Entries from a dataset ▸

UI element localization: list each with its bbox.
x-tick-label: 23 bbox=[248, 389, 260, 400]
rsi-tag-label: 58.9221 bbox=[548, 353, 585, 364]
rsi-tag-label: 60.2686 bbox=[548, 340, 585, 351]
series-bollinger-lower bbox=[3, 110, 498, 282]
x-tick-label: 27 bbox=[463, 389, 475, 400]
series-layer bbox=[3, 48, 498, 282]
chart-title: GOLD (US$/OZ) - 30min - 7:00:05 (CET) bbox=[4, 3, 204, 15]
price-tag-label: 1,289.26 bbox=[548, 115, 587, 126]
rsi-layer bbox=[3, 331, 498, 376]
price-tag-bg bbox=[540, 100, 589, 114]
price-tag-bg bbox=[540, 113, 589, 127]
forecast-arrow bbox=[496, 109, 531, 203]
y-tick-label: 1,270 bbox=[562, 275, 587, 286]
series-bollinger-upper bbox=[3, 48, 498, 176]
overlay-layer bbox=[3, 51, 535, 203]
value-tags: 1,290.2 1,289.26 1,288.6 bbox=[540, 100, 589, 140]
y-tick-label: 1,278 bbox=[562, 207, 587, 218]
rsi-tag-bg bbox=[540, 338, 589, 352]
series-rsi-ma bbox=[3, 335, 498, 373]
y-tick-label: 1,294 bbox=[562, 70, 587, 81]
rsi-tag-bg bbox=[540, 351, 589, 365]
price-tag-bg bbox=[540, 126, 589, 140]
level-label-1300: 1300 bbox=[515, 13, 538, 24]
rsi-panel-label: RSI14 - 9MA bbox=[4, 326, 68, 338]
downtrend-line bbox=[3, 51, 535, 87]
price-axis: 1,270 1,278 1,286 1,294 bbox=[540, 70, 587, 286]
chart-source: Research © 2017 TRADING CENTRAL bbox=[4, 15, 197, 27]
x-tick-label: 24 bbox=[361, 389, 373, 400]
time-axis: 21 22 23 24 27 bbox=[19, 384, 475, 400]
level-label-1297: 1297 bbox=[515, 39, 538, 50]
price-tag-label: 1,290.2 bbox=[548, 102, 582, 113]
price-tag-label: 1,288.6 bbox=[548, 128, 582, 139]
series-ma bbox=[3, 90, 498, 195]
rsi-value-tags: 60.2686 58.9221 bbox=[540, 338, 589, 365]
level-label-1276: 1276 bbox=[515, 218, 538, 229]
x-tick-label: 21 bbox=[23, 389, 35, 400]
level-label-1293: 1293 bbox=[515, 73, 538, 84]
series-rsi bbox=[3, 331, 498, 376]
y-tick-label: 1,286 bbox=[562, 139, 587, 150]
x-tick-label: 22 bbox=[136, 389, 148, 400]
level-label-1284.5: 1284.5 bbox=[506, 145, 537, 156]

Task statement ▸ Reproduce every line of the data from the first line through the line that contains "x-tick-label: 27 bbox=[463, 389, 475, 400]", inclusive.

Full output ▸
UI element localization: list each with its bbox.
x-tick-label: 23 bbox=[248, 389, 260, 400]
rsi-tag-label: 58.9221 bbox=[548, 353, 585, 364]
rsi-tag-label: 60.2686 bbox=[548, 340, 585, 351]
series-bollinger-lower bbox=[3, 110, 498, 282]
x-tick-label: 27 bbox=[463, 389, 475, 400]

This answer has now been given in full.